--- begin Provided information ---

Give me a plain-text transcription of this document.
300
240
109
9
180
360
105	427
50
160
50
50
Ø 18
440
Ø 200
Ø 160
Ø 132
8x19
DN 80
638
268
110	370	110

--- end Provided information ---

Work to do: Using the data above, reproduce every line exactly.

Correct output:
Give me a plain-text transcription of this document.
300
240
109
9
180
360
105	427
50
160
50
50
Ø 18
440
Ø 200
Ø 160
Ø 132
8x19
DN 80
638
268
110	370	110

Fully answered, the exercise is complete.